------ Supplied information
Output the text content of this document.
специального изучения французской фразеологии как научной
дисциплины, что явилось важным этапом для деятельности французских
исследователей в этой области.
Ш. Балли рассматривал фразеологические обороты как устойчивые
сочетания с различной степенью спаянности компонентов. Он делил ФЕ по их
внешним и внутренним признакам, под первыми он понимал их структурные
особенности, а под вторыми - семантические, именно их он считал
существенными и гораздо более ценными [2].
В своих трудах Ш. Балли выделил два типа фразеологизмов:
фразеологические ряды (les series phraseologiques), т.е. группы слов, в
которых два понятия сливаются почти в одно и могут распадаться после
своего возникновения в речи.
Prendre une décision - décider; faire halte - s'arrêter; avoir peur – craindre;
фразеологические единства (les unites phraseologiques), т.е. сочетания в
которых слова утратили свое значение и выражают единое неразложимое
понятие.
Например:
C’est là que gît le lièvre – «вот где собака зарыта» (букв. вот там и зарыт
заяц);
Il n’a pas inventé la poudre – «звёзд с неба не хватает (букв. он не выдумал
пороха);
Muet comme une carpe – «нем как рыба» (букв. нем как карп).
------------
**Exercise prompt**
Using the listing, collect all lines in which the string "фразеологические" is found.

**Exercise answer**
Ш. Балли рассматривал фразеологические обороты как устойчивые
фразеологические ряды (les series phraseologiques), т.е. группы слов, в
фразеологические единства (les unites phraseologiques), т.е. сочетания в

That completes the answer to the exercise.